Data records —
= = =

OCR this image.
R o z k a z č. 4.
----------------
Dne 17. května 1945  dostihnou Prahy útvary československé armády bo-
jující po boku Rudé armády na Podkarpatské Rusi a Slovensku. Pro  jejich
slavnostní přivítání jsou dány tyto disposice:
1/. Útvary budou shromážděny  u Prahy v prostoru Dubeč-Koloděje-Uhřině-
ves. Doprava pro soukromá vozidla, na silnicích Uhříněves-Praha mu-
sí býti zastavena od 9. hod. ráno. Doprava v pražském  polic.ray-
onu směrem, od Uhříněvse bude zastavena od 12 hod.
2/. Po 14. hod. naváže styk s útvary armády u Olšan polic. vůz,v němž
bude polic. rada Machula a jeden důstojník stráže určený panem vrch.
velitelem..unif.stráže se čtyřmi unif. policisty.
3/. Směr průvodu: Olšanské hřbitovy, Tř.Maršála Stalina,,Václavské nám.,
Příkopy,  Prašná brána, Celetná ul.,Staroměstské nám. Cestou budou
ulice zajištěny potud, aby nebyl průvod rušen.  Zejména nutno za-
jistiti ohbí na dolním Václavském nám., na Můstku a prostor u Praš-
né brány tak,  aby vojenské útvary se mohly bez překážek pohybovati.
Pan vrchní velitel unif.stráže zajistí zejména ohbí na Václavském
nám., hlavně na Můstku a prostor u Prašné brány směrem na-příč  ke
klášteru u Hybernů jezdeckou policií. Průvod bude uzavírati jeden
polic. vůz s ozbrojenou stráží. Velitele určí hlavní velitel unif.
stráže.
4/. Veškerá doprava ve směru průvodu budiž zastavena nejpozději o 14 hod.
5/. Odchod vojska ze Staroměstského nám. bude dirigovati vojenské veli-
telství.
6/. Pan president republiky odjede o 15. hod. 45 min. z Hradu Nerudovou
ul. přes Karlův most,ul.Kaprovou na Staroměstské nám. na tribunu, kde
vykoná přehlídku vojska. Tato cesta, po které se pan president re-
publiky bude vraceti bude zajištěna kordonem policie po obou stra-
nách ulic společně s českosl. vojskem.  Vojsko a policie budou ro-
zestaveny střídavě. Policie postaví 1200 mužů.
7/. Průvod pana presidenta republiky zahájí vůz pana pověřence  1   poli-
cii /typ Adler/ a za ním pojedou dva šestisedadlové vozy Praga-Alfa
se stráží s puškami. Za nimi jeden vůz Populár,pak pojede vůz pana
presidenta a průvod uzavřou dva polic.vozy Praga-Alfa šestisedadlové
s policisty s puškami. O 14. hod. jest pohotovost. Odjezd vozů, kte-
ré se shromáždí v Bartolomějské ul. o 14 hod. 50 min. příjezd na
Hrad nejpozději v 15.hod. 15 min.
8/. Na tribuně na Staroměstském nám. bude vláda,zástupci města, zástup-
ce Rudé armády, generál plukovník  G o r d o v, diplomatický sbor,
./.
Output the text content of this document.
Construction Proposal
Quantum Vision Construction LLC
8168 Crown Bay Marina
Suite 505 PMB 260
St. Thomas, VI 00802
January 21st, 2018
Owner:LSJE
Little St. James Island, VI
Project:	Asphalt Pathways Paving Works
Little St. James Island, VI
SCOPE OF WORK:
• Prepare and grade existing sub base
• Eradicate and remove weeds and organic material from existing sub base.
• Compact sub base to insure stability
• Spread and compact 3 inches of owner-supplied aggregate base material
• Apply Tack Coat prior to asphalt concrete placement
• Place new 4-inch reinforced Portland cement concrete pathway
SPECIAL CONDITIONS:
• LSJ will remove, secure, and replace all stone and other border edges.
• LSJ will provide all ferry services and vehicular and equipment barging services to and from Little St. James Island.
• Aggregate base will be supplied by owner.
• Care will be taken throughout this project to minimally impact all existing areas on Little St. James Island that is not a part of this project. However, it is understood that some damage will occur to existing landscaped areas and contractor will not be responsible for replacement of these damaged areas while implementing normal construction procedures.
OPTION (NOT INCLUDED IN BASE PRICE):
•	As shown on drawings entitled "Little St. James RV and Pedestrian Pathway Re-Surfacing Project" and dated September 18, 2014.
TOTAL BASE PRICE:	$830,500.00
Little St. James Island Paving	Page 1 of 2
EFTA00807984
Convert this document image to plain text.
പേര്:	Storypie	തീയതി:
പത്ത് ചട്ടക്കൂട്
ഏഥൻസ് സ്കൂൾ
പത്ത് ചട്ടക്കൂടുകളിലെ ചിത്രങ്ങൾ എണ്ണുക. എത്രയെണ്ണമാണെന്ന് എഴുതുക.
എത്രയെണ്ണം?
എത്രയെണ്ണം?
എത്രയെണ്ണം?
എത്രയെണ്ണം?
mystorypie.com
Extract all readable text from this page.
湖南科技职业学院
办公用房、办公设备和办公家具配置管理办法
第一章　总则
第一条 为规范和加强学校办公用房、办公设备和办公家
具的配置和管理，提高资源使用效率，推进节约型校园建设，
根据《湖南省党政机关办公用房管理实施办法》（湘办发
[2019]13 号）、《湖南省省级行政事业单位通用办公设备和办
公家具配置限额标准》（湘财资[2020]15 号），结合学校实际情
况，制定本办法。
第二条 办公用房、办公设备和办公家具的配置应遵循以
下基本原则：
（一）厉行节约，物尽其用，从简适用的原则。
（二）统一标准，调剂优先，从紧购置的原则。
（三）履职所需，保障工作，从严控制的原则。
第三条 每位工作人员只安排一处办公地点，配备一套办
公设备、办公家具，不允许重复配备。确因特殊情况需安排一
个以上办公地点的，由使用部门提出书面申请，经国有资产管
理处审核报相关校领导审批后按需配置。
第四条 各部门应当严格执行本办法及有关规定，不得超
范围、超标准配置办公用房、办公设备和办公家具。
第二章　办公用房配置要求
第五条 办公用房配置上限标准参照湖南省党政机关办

= = =

Task details —
Lines of the material that contain the word "text" are to be gathered.

Exercise result —
Output the text content of this document.
Convert this document image to plain text.
Extract all readable text from this page.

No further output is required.